*** Opening Extracted information ***
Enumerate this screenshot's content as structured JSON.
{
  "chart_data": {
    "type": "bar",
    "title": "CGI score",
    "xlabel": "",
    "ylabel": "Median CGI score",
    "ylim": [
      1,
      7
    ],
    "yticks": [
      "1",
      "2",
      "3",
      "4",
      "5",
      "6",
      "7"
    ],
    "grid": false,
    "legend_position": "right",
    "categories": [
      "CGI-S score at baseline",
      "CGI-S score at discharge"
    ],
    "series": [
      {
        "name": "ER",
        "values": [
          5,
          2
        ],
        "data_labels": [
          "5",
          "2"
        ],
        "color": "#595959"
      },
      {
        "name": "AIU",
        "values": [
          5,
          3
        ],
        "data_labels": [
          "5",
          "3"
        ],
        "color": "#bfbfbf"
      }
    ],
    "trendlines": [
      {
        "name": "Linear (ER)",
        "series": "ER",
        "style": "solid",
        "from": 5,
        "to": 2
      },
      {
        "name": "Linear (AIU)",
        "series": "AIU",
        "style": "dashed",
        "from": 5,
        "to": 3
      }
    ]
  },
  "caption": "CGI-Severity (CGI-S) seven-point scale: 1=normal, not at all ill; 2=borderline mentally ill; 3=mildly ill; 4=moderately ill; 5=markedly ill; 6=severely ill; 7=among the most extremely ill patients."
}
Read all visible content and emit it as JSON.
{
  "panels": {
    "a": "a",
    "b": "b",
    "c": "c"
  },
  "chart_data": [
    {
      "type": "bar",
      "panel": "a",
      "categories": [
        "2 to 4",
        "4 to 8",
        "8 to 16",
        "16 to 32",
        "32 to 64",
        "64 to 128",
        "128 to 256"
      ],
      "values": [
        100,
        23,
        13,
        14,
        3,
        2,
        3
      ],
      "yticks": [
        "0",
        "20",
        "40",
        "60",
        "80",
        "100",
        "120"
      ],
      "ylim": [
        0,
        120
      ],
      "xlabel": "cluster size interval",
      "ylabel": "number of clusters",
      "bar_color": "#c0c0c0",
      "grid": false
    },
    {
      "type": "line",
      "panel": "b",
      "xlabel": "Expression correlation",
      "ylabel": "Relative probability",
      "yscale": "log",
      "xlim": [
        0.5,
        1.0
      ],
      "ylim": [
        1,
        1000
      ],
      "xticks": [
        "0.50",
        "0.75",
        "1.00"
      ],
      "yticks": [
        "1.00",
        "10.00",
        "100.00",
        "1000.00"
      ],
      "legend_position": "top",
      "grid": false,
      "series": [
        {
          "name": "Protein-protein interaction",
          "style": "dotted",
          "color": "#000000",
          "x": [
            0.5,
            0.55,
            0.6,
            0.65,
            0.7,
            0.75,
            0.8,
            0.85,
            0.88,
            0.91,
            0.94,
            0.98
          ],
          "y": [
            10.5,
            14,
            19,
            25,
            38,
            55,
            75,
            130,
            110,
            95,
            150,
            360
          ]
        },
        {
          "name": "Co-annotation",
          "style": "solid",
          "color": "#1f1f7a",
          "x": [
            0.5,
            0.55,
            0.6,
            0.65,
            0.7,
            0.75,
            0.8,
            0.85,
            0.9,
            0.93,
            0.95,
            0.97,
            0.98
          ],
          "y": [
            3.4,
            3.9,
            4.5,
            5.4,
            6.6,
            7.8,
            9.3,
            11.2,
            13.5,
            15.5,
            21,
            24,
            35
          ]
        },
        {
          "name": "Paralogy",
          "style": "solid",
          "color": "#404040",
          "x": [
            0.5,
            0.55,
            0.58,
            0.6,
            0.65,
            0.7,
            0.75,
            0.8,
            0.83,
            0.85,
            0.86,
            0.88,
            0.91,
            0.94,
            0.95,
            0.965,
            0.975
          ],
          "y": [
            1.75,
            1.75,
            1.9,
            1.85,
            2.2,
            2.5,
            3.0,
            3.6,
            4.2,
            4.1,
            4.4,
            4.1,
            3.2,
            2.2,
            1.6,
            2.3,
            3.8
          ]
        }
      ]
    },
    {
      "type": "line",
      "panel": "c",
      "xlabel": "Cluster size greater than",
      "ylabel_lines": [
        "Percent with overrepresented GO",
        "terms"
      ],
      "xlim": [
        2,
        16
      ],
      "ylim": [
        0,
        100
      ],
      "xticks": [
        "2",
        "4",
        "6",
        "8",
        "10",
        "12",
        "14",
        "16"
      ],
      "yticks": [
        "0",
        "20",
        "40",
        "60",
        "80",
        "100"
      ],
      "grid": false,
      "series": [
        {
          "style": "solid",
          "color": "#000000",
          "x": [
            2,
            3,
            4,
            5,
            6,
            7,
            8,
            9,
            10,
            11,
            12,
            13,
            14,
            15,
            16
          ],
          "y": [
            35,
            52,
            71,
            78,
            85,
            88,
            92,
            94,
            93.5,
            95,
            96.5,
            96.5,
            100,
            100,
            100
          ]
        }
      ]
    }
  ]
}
*** Closing Extracted information ***
What needs to be done: What lines in the data include the string "xlabel"? Copy each one.

Reply to the exercise:
    "xlabel": "",
      "xlabel": "cluster size interval",
      "xlabel": "Expression correlation",
      "xlabel": "Cluster size greater than",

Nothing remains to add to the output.